Element and region data
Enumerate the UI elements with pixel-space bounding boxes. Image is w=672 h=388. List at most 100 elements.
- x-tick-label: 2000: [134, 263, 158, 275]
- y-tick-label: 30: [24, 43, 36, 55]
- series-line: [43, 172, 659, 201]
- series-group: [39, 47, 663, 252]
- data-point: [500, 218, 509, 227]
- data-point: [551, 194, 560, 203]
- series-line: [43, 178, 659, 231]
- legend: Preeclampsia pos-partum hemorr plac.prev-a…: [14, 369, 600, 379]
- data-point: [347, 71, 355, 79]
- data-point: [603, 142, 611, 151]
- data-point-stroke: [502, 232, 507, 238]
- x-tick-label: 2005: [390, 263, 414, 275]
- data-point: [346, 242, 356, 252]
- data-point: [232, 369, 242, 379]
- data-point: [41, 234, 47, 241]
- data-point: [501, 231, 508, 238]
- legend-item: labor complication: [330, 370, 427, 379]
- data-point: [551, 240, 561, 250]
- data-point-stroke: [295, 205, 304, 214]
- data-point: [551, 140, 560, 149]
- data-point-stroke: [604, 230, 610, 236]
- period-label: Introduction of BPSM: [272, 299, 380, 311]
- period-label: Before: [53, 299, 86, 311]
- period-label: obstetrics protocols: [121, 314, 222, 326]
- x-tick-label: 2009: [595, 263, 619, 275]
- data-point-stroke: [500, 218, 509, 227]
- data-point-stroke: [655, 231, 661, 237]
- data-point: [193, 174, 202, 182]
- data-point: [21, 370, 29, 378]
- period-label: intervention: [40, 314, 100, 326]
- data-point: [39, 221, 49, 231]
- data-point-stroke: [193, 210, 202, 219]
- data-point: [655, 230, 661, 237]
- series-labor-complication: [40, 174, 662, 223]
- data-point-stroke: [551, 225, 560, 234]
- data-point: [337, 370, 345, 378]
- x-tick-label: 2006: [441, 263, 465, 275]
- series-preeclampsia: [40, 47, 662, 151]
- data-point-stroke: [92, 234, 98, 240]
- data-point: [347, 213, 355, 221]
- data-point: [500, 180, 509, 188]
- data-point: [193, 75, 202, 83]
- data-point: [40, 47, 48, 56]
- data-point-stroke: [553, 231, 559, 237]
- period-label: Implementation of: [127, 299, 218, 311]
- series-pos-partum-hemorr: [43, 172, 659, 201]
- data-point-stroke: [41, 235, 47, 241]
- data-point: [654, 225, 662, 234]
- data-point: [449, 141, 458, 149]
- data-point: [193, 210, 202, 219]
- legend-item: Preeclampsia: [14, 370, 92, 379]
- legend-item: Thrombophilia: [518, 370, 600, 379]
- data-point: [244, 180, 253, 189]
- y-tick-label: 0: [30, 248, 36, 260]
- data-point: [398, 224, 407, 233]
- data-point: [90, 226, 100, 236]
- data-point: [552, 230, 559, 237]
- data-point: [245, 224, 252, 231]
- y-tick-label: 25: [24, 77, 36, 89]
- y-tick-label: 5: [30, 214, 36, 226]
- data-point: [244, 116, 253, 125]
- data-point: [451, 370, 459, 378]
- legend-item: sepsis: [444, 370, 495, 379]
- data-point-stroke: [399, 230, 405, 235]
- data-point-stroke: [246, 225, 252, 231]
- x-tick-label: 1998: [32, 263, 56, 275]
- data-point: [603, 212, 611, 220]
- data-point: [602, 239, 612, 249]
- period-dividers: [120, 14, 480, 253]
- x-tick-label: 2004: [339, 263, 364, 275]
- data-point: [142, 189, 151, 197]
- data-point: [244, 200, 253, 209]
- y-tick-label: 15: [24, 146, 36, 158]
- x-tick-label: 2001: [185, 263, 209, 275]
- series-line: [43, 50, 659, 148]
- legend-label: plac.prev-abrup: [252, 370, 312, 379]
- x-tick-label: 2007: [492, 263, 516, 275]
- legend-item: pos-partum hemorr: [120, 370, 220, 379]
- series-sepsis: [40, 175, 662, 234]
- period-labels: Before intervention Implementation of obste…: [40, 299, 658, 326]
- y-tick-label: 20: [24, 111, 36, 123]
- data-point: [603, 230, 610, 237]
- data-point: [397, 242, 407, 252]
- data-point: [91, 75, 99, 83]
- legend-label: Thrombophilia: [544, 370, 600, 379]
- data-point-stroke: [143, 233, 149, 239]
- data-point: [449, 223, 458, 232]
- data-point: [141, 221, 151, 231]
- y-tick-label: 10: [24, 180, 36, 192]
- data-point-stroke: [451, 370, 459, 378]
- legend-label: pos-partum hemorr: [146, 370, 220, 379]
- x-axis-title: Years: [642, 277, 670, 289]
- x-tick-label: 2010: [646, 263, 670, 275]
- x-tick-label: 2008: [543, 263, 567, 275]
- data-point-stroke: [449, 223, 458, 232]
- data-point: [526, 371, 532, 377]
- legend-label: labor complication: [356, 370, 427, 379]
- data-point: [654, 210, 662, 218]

**INSTRUCTIONS TO FOLLOW:** Retype every line of the items above character for character, leaving nothing out and changing nothing.

**RIGHT ANSWER:**
Enumerate the UI elements with pixel-space bounding boxes. Image is w=672 h=388. List at most 100 elements.
- x-tick-label: 2000: [134, 263, 158, 275]
- y-tick-label: 30: [24, 43, 36, 55]
- series-line: [43, 172, 659, 201]
- series-group: [39, 47, 663, 252]
- data-point: [500, 218, 509, 227]
- data-point: [551, 194, 560, 203]
- series-line: [43, 178, 659, 231]
- legend: Preeclampsia pos-partum hemorr plac.prev-a…: [14, 369, 600, 379]
- data-point: [347, 71, 355, 79]
- data-point: [603, 142, 611, 151]
- data-point-stroke: [502, 232, 507, 238]
- x-tick-label: 2005: [390, 263, 414, 275]
- data-point: [346, 242, 356, 252]
- data-point: [232, 369, 242, 379]
- data-point: [41, 234, 47, 241]
- data-point: [501, 231, 508, 238]
- legend-item: labor complication: [330, 370, 427, 379]
- data-point: [551, 240, 561, 250]
- data-point-stroke: [295, 205, 304, 214]
- data-point: [551, 140, 560, 149]
- data-point-stroke: [604, 230, 610, 236]
- period-label: Introduction of BPSM: [272, 299, 380, 311]
- period-label: Before: [53, 299, 86, 311]
- period-label: obstetrics protocols: [121, 314, 222, 326]
- x-tick-label: 2009: [595, 263, 619, 275]
- data-point-stroke: [500, 218, 509, 227]
- data-point-stroke: [655, 231, 661, 237]
- data-point: [193, 174, 202, 182]
- data-point: [21, 370, 29, 378]
- period-label: intervention: [40, 314, 100, 326]
- data-point: [39, 221, 49, 231]
- data-point-stroke: [193, 210, 202, 219]
- data-point: [655, 230, 661, 237]
- series-labor-complication: [40, 174, 662, 223]
- data-point-stroke: [551, 225, 560, 234]
- data-point: [337, 370, 345, 378]
- x-tick-label: 2006: [441, 263, 465, 275]
- series-preeclampsia: [40, 47, 662, 151]
- data-point-stroke: [92, 234, 98, 240]
- data-point: [347, 213, 355, 221]
- data-point: [500, 180, 509, 188]
- data-point: [193, 75, 202, 83]
- data-point: [40, 47, 48, 56]
- data-point-stroke: [553, 231, 559, 237]
- period-label: Implementation of: [127, 299, 218, 311]
- series-pos-partum-hemorr: [43, 172, 659, 201]
- data-point-stroke: [41, 235, 47, 241]
- data-point: [654, 225, 662, 234]
- data-point: [449, 141, 458, 149]
- data-point: [193, 210, 202, 219]
- legend-item: Preeclampsia: [14, 370, 92, 379]
- legend-item: Thrombophilia: [518, 370, 600, 379]
- data-point: [244, 180, 253, 189]
- y-tick-label: 0: [30, 248, 36, 260]
- data-point: [398, 224, 407, 233]
- data-point: [90, 226, 100, 236]
- data-point: [552, 230, 559, 237]
- data-point: [245, 224, 252, 231]
- y-tick-label: 25: [24, 77, 36, 89]
- y-tick-label: 5: [30, 214, 36, 226]
- data-point: [244, 116, 253, 125]
- data-point: [451, 370, 459, 378]
- legend-item: sepsis: [444, 370, 495, 379]
- data-point-stroke: [399, 230, 405, 235]
- data-point-stroke: [246, 225, 252, 231]
- x-tick-label: 1998: [32, 263, 56, 275]
- data-point: [603, 212, 611, 220]
- data-point: [602, 239, 612, 249]
- period-dividers: [120, 14, 480, 253]
- x-tick-label: 2004: [339, 263, 364, 275]
- data-point: [142, 189, 151, 197]
- data-point: [244, 200, 253, 209]
- y-tick-label: 15: [24, 146, 36, 158]
- x-tick-label: 2001: [185, 263, 209, 275]
- series-line: [43, 50, 659, 148]
- legend-label: plac.prev-abrup: [252, 370, 312, 379]
- x-tick-label: 2007: [492, 263, 516, 275]
- legend-item: pos-partum hemorr: [120, 370, 220, 379]
- series-sepsis: [40, 175, 662, 234]
- period-labels: Before intervention Implementation of obste…: [40, 299, 658, 326]
- y-tick-label: 20: [24, 111, 36, 123]
- data-point: [603, 230, 610, 237]
- data-point: [397, 242, 407, 252]
- data-point: [91, 75, 99, 83]
- legend-label: Thrombophilia: [544, 370, 600, 379]
- data-point-stroke: [143, 233, 149, 239]
- data-point: [449, 223, 458, 232]
- data-point: [141, 221, 151, 231]
- y-tick-label: 10: [24, 180, 36, 192]
- data-point-stroke: [451, 370, 459, 378]
- legend-label: pos-partum hemorr: [146, 370, 220, 379]
- x-axis-title: Years: [642, 277, 670, 289]
- x-tick-label: 2010: [646, 263, 670, 275]
- x-tick-label: 2008: [543, 263, 567, 275]
- data-point-stroke: [449, 223, 458, 232]
- data-point: [526, 371, 532, 377]
- legend-label: labor complication: [356, 370, 427, 379]
- data-point: [654, 210, 662, 218]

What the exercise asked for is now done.